DIRECTIVE A: In the source data, from the start through the line containing "letter-body: احتراماً به", substitute "logo-established" for "logo-founded" and give those lines back with nothing else altered.

SOURCE EXCERPT:
** start **

I've just seen this article in ComputerWorld about how the NZ Red Cross scaled its website to handle the aftermath of the Cantebury earthquake on February 22.
I don't know how much the Red Cross themselves knows about the details of how their site was fixed, but I know one thing for sure. It was Arjen Lentz and I who fixed it. Not Netspace.
The Story
Here is what the story says happened:
To cope with the spike in traffic Netspace Services Limited added a reverse proxy to handle the static content delivery, tuned PHP to include an op-code cache and also trimmed the PHP modules to the bare minimum. The Apache daemon was also tuned for high turnover of processes to prevent memory bloat. The web server was put onto a new 64-bit Debian operating system and the database was shifted to its own 64-bit hardware and operating system.
The MySQL database was tuned, with indexing optimisations applied and alterations to cache settings to increase performance while reducing overall load. The presentation code was rewritten to push more work to the SQL database, to optimise queries, and to streamline processing. Within 36 hours of the site getting hit with a wall of traffic ten times larger than the solution was specified to handle, Netspace had reduced processing and memory load on the servers while being able to serve the higher connection demands from the world, and return to business as usual.
The above has some grains of truth in it. However, it wasn't Netspace that eventually fixed the site. Read on for what really happened.
The Facts
Immediately after the quake, the NZ IT community pooled together to begin work on what would eventually be eq.org.nz - the Christchurch Recovery Map. I had previously worked on scaling a map for the Queensland Floods earlier in the year, so I became part of the team that worked on the site.

** end **

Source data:
** start **

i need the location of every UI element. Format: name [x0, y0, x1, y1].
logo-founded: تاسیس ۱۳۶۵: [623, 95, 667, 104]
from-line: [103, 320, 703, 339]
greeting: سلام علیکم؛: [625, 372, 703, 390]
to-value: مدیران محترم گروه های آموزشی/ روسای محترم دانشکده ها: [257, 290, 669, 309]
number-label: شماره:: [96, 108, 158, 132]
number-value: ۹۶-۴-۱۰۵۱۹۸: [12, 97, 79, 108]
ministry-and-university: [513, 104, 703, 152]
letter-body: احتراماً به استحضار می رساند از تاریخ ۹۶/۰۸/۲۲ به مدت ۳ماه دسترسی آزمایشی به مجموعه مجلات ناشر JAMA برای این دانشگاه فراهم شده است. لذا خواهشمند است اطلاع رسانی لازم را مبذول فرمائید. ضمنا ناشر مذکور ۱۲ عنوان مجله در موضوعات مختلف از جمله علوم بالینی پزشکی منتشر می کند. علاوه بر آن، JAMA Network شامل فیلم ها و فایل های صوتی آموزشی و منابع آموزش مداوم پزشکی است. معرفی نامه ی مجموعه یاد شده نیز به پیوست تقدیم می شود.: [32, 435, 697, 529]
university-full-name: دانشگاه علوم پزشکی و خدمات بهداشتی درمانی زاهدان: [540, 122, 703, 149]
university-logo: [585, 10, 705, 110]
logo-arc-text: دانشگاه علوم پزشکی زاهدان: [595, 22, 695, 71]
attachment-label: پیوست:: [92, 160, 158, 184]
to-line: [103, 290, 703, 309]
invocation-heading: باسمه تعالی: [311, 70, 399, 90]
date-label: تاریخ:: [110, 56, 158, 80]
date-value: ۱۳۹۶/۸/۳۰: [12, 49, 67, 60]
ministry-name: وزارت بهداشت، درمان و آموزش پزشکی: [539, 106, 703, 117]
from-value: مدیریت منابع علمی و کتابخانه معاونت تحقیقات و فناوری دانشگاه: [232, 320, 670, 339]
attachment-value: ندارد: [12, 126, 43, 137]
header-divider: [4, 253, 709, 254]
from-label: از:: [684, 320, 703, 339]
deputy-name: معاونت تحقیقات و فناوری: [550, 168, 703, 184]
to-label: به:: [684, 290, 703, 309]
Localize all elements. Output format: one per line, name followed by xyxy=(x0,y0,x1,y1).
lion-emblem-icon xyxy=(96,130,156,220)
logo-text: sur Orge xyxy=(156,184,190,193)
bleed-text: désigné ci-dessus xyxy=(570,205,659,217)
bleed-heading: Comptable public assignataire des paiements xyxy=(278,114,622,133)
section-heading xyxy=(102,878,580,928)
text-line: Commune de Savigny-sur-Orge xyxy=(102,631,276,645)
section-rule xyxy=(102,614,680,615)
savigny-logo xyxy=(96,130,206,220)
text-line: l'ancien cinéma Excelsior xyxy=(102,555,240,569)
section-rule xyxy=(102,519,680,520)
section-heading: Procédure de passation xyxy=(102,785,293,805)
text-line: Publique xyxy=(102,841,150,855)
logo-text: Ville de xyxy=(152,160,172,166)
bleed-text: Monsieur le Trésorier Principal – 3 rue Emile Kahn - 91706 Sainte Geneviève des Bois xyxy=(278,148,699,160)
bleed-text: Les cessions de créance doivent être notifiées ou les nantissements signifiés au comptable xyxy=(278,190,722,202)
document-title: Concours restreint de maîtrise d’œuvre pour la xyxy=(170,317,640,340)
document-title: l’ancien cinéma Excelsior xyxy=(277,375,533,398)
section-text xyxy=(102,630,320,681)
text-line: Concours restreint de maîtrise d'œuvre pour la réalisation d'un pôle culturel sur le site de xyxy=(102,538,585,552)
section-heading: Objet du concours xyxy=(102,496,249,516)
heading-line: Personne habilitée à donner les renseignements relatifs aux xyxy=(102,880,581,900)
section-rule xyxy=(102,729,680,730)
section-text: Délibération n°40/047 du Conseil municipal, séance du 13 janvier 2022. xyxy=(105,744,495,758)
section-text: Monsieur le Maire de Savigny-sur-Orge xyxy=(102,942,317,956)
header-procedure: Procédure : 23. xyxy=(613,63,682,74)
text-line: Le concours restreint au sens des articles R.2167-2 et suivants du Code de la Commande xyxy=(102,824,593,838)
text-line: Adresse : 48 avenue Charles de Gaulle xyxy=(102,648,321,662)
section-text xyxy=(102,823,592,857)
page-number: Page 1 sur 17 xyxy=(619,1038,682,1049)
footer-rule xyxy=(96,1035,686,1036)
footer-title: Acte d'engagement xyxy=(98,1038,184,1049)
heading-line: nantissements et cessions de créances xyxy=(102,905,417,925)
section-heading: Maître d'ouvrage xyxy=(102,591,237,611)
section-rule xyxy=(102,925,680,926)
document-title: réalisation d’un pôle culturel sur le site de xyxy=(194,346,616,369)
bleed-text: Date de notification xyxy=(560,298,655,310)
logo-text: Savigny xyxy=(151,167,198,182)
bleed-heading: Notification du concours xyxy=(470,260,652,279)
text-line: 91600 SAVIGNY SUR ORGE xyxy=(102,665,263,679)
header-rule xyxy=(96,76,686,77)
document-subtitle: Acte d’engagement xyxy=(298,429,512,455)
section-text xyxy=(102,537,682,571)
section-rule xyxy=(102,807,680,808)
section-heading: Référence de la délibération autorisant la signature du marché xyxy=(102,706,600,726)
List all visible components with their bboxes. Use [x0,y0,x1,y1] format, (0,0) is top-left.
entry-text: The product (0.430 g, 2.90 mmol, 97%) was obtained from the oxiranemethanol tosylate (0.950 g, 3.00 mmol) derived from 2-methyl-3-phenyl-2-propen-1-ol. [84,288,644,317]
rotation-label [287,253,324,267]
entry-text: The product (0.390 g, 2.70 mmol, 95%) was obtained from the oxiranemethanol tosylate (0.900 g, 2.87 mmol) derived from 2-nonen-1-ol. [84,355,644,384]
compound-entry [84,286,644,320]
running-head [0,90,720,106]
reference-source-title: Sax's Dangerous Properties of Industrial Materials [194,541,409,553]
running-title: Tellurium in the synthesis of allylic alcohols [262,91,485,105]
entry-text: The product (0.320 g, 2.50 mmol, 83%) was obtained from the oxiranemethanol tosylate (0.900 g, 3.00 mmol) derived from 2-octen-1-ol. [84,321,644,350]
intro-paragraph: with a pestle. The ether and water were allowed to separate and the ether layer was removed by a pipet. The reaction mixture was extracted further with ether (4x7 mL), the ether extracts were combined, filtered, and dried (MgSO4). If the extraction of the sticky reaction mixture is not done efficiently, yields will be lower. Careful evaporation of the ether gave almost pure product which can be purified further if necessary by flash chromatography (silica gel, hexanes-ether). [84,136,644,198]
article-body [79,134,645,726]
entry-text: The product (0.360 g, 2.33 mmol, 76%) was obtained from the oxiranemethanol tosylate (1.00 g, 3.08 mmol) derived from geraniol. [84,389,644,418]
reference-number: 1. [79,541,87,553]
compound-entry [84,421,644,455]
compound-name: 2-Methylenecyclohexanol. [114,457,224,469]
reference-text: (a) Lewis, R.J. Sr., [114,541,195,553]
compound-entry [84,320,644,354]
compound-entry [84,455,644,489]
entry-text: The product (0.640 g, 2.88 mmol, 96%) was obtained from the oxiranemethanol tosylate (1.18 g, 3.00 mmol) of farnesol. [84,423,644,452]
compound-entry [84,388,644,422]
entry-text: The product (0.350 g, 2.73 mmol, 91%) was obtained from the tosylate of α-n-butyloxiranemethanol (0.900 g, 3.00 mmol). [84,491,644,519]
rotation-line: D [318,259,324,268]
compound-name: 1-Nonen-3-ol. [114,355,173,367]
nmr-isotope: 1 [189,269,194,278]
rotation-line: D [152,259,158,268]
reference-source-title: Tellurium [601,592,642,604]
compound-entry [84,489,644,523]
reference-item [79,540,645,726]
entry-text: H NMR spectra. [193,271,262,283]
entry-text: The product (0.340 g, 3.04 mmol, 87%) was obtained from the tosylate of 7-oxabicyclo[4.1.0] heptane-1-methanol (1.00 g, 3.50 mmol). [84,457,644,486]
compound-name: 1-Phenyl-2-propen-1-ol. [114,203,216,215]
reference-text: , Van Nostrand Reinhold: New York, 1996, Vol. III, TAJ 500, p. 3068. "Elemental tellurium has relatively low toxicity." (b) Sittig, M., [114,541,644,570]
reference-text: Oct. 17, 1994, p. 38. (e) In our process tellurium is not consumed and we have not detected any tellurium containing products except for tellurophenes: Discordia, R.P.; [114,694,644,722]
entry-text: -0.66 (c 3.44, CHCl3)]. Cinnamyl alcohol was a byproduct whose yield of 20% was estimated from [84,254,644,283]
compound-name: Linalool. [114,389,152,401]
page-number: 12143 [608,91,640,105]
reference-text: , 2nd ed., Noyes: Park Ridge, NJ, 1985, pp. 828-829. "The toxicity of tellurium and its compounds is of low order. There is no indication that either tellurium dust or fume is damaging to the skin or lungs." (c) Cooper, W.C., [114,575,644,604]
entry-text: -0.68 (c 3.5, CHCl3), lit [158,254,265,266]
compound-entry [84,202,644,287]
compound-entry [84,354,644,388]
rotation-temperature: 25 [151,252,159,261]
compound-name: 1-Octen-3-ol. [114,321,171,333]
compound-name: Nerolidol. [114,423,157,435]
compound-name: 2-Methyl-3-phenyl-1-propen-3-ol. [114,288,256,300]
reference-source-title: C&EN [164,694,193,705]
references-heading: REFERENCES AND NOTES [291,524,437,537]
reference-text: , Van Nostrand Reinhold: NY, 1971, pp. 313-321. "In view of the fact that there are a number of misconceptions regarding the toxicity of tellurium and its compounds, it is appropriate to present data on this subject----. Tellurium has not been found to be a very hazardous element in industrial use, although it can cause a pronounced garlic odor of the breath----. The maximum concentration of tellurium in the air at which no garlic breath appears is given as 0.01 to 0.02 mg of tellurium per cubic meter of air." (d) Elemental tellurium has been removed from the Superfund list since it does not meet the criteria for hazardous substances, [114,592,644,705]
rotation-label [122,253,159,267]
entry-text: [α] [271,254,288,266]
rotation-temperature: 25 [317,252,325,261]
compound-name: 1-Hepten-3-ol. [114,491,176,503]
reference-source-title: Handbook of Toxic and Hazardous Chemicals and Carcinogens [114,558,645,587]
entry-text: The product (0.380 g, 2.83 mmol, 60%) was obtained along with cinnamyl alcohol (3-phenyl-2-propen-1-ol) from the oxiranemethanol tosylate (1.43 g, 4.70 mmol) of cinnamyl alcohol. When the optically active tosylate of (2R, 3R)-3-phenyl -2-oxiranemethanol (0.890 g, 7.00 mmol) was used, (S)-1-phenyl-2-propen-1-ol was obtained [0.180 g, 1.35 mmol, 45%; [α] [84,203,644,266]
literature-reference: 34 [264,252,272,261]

** end **

DIRECTIVE B: Proceed with the account of how the NZ Red Cross website was fixed after the Canterbury earthquake, starting right after its last sentence.

EXERCISE ANSWER A:
i need the location of every UI element. Format: name [x0, y0, x1, y1].
logo-established: تاسیس ۱۳۶۵: [623, 95, 667, 104]
from-line: [103, 320, 703, 339]
greeting: سلام علیکم؛: [625, 372, 703, 390]
to-value: مدیران محترم گروه های آموزشی/ روسای محترم دانشکده ها: [257, 290, 669, 309]
number-label: شماره:: [96, 108, 158, 132]
number-value: ۹۶-۴-۱۰۵۱۹۸: [12, 97, 79, 108]
ministry-and-university: [513, 104, 703, 152]
letter-body: احتراماً به استحضار می رساند از تاریخ ۹۶/۰۸/۲۲ به مدت ۳ماه دسترسی آزمایشی به مجموعه مجلات ناشر JAMA برای این دانشگاه فراهم شده است. لذا خواهشمند است اطلاع رسانی لازم را مبذول فرمائید. ضمنا ناشر مذکور ۱۲ عنوان مجله در موضوعات مختلف از جمله علوم بالینی پزشکی منتشر می کند. علاوه بر آن، JAMA Network شامل فیلم ها و فایل های صوتی آموزشی و منابع آموزش مداوم پزشکی است. معرفی نامه ی مجموعه یاد شده نیز به پیوست تقدیم می شود.: [32, 435, 697, 529]

EXERCISE ANSWER B:
We migrated the site from a temporary home on Crowdmap to dedicated servers, configured and tuned the stack supporting the site (PHP under fastcgi, MySQL, the Ushahidi software that powered the site), and monitored it while the site reached 100,000 visits in a week. A more detailed list of what happened was published in the NZCS Newsletter on the 18th of March.
After the quake, the NZ Red Cross site was very slow to respond, if it responded at all, to most requests. It was obviously under high load with much of the country wanting to donate, but it was clear that most people were not even getting through to the site.
While we were working on eq.org.nz, we saw the Red Cross was having trouble, and the group made the decision to reach out to help. As a result, I was put in touch with Gerard Creamer at Netspace [1]. He connected me to Fletch, who works for them as a sysadmin.
The site was struggling. Fletch was preparing to move the site to a new server, having seemingly abandoned the existing one as a lost cause. I got access to it to see what was going on. Digging around, I found out why it was so slow. The apache powering the site was woefully misconfigured.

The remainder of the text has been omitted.